## Task objective:
Could you edit the material below so that every "data-point-marker" becomes "point-marker", with nothing else changed and the pictures left out of your answer?

<<<<

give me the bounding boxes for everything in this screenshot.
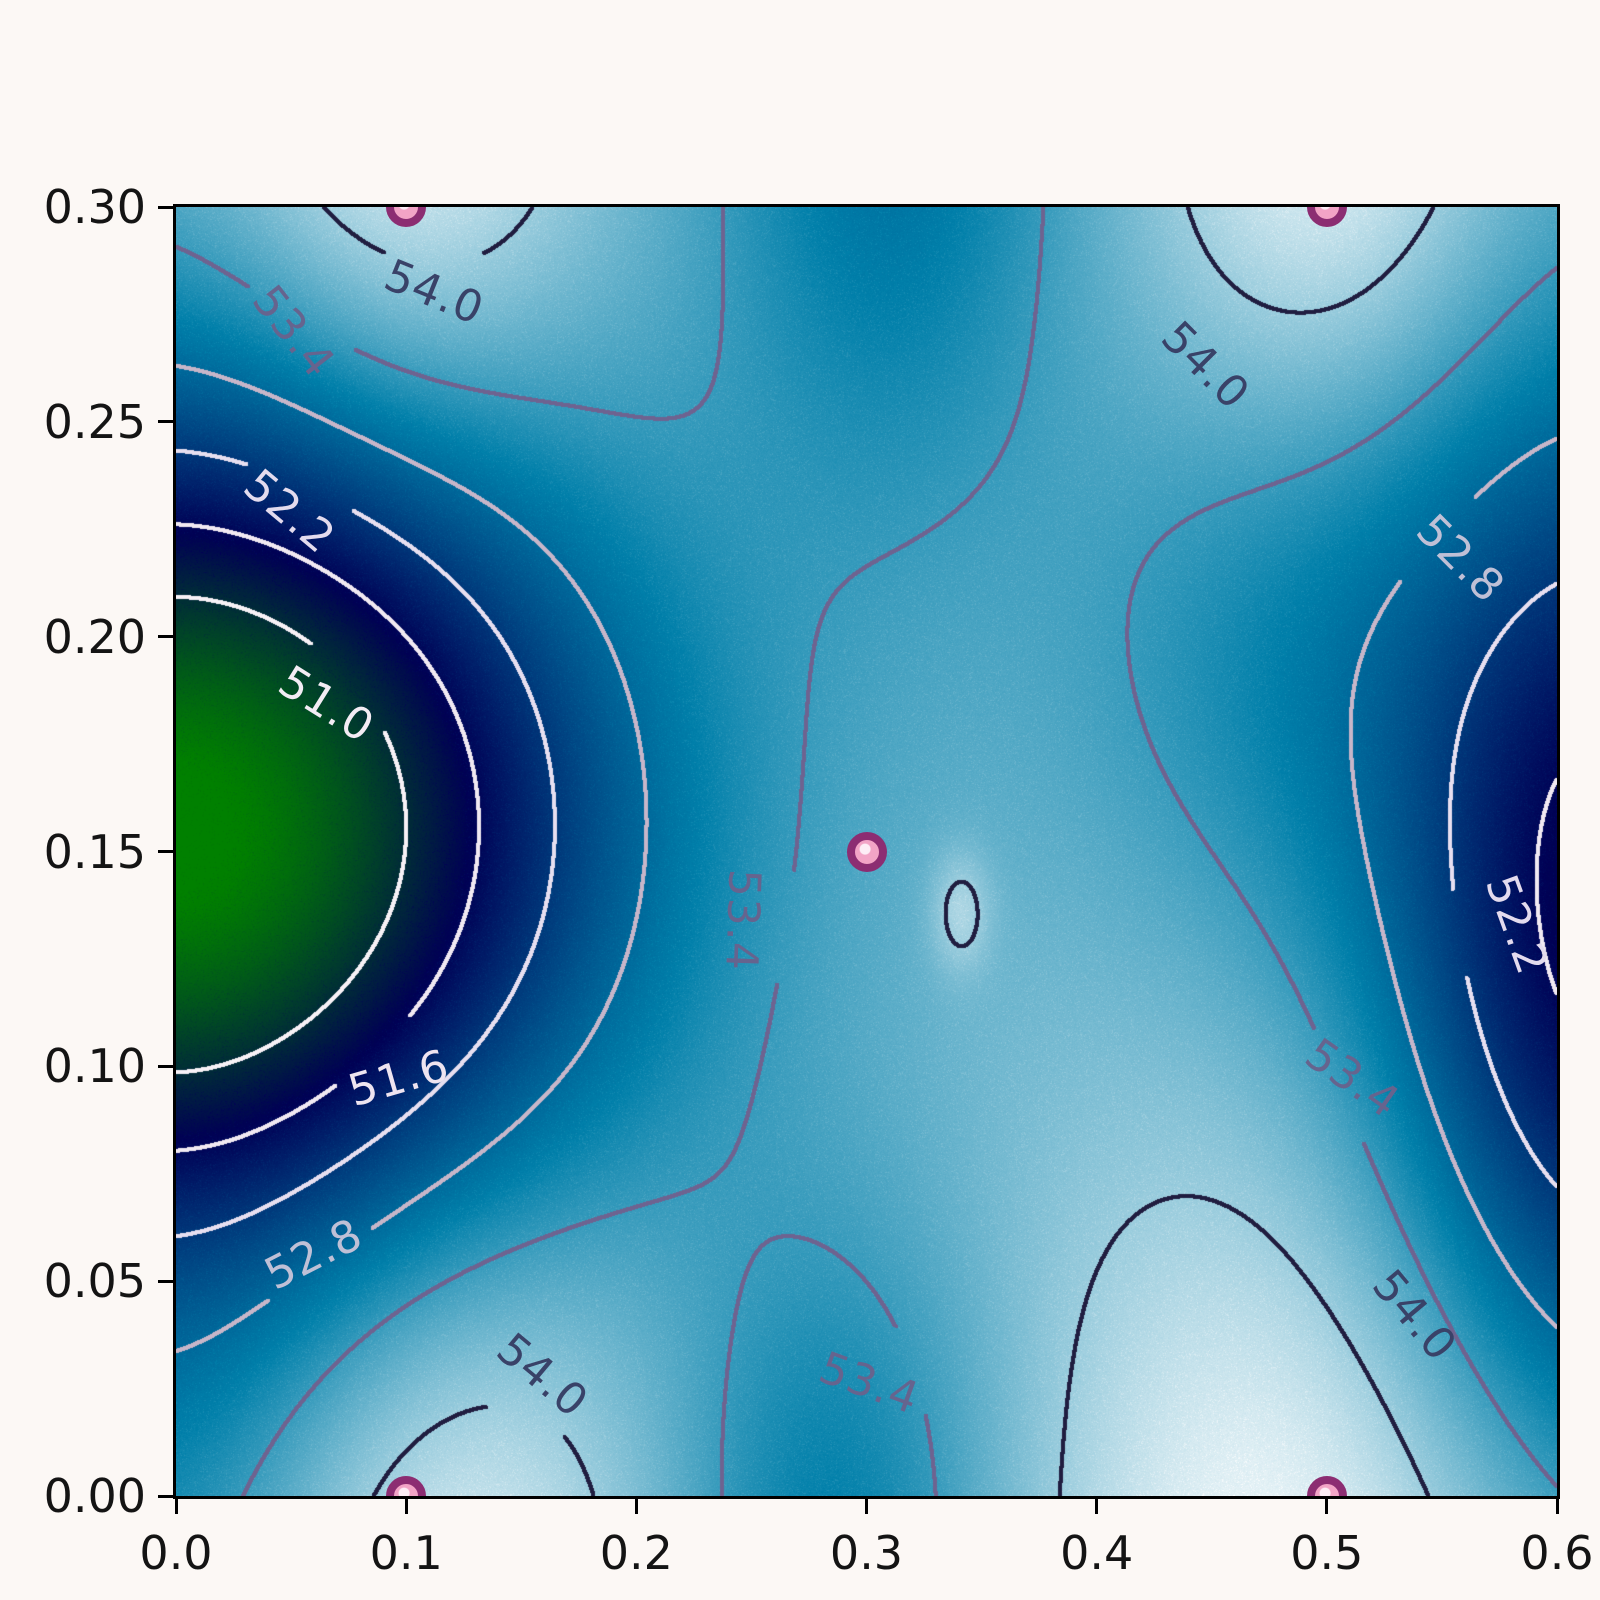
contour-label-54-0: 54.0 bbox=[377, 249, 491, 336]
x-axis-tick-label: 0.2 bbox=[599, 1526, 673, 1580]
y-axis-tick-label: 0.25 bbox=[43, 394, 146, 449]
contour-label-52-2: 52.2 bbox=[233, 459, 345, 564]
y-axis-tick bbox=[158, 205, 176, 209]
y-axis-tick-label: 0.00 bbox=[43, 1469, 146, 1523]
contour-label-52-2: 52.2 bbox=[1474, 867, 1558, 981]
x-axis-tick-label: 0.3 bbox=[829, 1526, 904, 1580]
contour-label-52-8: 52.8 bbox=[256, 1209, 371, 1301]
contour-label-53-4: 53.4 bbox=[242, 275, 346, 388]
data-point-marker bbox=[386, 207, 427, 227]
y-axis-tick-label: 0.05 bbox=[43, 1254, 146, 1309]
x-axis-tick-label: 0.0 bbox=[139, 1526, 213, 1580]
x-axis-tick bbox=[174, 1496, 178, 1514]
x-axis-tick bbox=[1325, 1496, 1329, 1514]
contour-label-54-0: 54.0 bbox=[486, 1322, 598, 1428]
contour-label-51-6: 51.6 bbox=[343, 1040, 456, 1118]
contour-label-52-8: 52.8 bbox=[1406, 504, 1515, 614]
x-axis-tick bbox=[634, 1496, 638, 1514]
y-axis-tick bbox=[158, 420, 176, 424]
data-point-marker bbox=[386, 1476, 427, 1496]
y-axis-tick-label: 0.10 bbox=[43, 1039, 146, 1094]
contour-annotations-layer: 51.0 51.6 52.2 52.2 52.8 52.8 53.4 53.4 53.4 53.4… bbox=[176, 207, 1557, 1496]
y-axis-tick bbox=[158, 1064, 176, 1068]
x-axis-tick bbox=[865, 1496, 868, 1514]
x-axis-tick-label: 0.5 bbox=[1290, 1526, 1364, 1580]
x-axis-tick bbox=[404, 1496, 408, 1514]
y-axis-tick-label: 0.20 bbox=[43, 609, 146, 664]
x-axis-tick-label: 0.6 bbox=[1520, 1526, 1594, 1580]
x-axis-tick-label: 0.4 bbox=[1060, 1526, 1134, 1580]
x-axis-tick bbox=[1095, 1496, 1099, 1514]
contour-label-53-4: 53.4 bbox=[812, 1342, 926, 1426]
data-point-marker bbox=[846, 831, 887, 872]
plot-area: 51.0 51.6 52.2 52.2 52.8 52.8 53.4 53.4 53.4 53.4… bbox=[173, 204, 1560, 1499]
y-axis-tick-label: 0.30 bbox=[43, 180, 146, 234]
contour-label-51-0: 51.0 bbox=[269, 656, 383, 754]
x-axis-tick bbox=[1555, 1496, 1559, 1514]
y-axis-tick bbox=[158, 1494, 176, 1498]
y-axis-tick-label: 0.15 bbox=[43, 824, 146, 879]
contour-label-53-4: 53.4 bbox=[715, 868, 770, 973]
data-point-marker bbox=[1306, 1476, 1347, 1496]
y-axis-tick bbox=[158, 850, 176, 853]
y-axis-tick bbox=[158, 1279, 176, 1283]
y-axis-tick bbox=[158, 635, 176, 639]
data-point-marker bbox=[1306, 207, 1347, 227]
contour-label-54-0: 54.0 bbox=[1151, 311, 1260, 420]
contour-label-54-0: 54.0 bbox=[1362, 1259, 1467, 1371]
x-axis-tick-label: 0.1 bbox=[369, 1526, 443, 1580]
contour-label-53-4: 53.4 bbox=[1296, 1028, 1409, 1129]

>>>>

## Solution for this exercise:
give me the bounding boxes for everything in this screenshot.
contour-label-54-0: 54.0 bbox=[377, 249, 491, 336]
x-axis-tick-label: 0.2 bbox=[599, 1526, 673, 1580]
y-axis-tick-label: 0.25 bbox=[43, 394, 146, 449]
contour-label-52-2: 52.2 bbox=[233, 459, 345, 564]
y-axis-tick bbox=[158, 205, 176, 209]
y-axis-tick-label: 0.00 bbox=[43, 1469, 146, 1523]
contour-label-52-2: 52.2 bbox=[1474, 867, 1558, 981]
x-axis-tick-label: 0.3 bbox=[829, 1526, 904, 1580]
contour-label-52-8: 52.8 bbox=[256, 1209, 371, 1301]
contour-label-53-4: 53.4 bbox=[242, 275, 346, 388]
point-marker bbox=[386, 207, 427, 227]
y-axis-tick-label: 0.05 bbox=[43, 1254, 146, 1309]
x-axis-tick-label: 0.0 bbox=[139, 1526, 213, 1580]
x-axis-tick bbox=[174, 1496, 178, 1514]
x-axis-tick bbox=[1325, 1496, 1329, 1514]
contour-label-54-0: 54.0 bbox=[486, 1322, 598, 1428]
contour-label-51-6: 51.6 bbox=[343, 1040, 456, 1118]
contour-label-52-8: 52.8 bbox=[1406, 504, 1515, 614]
x-axis-tick bbox=[634, 1496, 638, 1514]
y-axis-tick bbox=[158, 420, 176, 424]
point-marker bbox=[386, 1476, 427, 1496]
y-axis-tick-label: 0.10 bbox=[43, 1039, 146, 1094]
contour-annotations-layer: 51.0 51.6 52.2 52.2 52.8 52.8 53.4 53.4 53.4 53.4… bbox=[176, 207, 1557, 1496]
y-axis-tick bbox=[158, 1064, 176, 1068]
x-axis-tick bbox=[865, 1496, 868, 1514]
x-axis-tick-label: 0.5 bbox=[1290, 1526, 1364, 1580]
x-axis-tick bbox=[404, 1496, 408, 1514]
y-axis-tick-label: 0.20 bbox=[43, 609, 146, 664]
x-axis-tick-label: 0.6 bbox=[1520, 1526, 1594, 1580]
x-axis-tick-label: 0.4 bbox=[1060, 1526, 1134, 1580]
x-axis-tick bbox=[1095, 1496, 1099, 1514]
contour-label-53-4: 53.4 bbox=[812, 1342, 926, 1426]
point-marker bbox=[846, 831, 887, 872]
plot-area: 51.0 51.6 52.2 52.2 52.8 52.8 53.4 53.4 53.4 53.4… bbox=[173, 204, 1560, 1499]
y-axis-tick-label: 0.30 bbox=[43, 180, 146, 234]
contour-label-51-0: 51.0 bbox=[269, 656, 383, 754]
x-axis-tick bbox=[1555, 1496, 1559, 1514]
y-axis-tick bbox=[158, 1494, 176, 1498]
y-axis-tick-label: 0.15 bbox=[43, 824, 146, 879]
contour-label-53-4: 53.4 bbox=[715, 868, 770, 973]
point-marker bbox=[1306, 1476, 1347, 1496]
y-axis-tick bbox=[158, 850, 176, 853]
y-axis-tick bbox=[158, 1279, 176, 1283]
y-axis-tick bbox=[158, 635, 176, 639]
point-marker bbox=[1306, 207, 1347, 227]
contour-label-54-0: 54.0 bbox=[1151, 311, 1260, 420]
contour-label-54-0: 54.0 bbox=[1362, 1259, 1467, 1371]
x-axis-tick-label: 0.1 bbox=[369, 1526, 443, 1580]
contour-label-53-4: 53.4 bbox=[1296, 1028, 1409, 1129]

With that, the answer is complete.